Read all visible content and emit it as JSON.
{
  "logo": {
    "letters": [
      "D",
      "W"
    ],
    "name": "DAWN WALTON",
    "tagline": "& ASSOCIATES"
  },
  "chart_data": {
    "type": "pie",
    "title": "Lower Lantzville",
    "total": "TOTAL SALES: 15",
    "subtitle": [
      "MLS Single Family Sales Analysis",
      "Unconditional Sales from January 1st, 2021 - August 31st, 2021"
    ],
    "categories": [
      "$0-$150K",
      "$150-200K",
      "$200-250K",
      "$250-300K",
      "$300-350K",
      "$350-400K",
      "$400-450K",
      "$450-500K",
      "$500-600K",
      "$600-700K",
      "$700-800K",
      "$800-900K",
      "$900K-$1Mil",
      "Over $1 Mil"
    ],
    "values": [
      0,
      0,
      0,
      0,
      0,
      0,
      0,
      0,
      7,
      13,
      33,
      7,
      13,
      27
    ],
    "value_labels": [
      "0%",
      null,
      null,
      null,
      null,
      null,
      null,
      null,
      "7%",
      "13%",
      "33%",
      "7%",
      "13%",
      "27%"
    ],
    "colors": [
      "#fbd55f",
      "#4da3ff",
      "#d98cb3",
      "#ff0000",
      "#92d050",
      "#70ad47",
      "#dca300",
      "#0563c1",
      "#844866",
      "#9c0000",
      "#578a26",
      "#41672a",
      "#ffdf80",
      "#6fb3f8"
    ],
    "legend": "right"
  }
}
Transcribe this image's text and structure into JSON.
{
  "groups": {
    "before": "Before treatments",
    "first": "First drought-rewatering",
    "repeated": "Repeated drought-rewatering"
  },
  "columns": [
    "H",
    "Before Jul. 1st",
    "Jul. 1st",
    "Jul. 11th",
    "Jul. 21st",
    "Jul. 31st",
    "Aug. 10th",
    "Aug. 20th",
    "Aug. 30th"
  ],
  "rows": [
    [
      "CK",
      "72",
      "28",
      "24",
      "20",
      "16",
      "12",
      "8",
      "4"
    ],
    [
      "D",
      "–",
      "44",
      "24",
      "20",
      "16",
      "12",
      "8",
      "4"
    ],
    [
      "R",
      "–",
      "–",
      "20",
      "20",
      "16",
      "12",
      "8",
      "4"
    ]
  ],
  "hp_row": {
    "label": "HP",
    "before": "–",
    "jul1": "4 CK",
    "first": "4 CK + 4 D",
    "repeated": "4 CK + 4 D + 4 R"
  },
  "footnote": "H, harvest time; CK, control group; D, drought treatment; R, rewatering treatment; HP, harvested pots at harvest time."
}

※ ※ ※

» **WHAT IS EXPECTED**
Go through the listing above and list every line that has the word "rewatering".

» **TASK OUTPUT**
    "first": "First drought-rewatering",
    "repeated": "Repeated drought-rewatering"
  "footnote": "H, harvest time; CK, control group; D, drought treatment; R, rewatering treatment; HP, harvested pots at harvest time."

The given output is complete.